Excerpt from a dataset
***
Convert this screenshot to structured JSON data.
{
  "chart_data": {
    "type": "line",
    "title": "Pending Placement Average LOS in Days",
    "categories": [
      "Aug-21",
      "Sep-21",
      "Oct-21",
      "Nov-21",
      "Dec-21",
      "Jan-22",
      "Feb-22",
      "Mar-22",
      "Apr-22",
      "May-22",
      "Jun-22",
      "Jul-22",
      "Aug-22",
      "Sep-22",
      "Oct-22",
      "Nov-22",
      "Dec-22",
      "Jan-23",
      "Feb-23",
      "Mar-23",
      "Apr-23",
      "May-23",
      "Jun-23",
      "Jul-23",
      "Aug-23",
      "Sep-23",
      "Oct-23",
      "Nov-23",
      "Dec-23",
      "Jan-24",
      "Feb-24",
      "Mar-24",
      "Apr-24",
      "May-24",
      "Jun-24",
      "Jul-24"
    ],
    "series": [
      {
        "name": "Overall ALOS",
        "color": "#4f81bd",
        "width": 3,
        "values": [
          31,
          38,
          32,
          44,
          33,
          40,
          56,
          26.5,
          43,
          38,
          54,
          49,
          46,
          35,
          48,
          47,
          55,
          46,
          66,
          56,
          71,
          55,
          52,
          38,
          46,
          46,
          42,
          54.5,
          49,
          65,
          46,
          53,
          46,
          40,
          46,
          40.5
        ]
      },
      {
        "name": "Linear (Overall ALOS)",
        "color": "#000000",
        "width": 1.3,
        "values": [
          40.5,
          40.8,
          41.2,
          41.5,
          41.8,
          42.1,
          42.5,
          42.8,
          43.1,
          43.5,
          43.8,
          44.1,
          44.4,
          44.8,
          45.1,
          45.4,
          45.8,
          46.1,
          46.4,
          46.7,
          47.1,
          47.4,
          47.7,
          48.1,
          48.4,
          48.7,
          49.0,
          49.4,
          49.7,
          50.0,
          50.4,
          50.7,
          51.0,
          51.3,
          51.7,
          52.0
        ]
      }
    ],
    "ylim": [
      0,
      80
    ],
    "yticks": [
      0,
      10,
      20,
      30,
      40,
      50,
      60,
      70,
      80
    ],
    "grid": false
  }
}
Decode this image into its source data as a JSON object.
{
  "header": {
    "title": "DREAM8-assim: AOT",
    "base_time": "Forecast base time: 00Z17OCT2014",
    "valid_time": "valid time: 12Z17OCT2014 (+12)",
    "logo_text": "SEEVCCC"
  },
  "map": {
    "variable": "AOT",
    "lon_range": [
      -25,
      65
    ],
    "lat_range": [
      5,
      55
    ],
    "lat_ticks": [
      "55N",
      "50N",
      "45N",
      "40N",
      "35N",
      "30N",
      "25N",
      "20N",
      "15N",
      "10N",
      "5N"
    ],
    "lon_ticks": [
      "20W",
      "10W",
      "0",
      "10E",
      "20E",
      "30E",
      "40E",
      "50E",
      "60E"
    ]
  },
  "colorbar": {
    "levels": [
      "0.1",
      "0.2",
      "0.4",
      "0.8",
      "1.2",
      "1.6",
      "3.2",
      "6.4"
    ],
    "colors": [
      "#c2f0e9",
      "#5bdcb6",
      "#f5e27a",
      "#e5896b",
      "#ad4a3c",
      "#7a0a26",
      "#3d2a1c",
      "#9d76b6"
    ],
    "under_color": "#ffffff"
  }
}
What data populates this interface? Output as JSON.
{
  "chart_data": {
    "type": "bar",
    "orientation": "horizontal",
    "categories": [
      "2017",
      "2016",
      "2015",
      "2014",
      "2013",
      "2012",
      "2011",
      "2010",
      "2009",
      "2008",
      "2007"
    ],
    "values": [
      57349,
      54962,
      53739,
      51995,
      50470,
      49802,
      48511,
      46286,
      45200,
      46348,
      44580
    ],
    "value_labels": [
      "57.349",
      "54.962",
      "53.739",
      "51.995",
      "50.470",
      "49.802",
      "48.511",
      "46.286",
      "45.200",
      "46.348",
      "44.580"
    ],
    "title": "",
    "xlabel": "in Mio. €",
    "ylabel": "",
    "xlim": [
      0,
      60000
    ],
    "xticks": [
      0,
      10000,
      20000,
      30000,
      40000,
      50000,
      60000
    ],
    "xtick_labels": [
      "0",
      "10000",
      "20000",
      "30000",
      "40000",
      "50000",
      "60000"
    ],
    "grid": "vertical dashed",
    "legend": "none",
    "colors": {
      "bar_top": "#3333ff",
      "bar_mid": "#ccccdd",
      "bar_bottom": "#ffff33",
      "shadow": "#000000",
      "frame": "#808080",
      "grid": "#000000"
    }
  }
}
***
Beginning at the line where "What data populates" appears, extract each line through the end of the data above; keep them exact and include nothing else.

Task output:
What data populates this interface? Output as JSON.
{
  "chart_data": {
    "type": "bar",
    "orientation": "horizontal",
    "categories": [
      "2017",
      "2016",
      "2015",
      "2014",
      "2013",
      "2012",
      "2011",
      "2010",
      "2009",
      "2008",
      "2007"
    ],
    "values": [
      57349,
      54962,
      53739,
      51995,
      50470,
      49802,
      48511,
      46286,
      45200,
      46348,
      44580
    ],
    "value_labels": [
      "57.349",
      "54.962",
      "53.739",
      "51.995",
      "50.470",
      "49.802",
      "48.511",
      "46.286",
      "45.200",
      "46.348",
      "44.580"
    ],
    "title": "",
    "xlabel": "in Mio. €",
    "ylabel": "",
    "xlim": [
      0,
      60000
    ],
    "xticks": [
      0,
      10000,
      20000,
      30000,
      40000,
      50000,
      60000
    ],
    "xtick_labels": [
      "0",
      "10000",
      "20000",
      "30000",
      "40000",
      "50000",
      "60000"
    ],
    "grid": "vertical dashed",
    "legend": "none",
    "colors": {
      "bar_top": "#3333ff",
      "bar_mid": "#ccccdd",
      "bar_bottom": "#ffff33",
      "shadow": "#000000",
      "frame": "#808080",
      "grid": "#000000"
    }
  }
}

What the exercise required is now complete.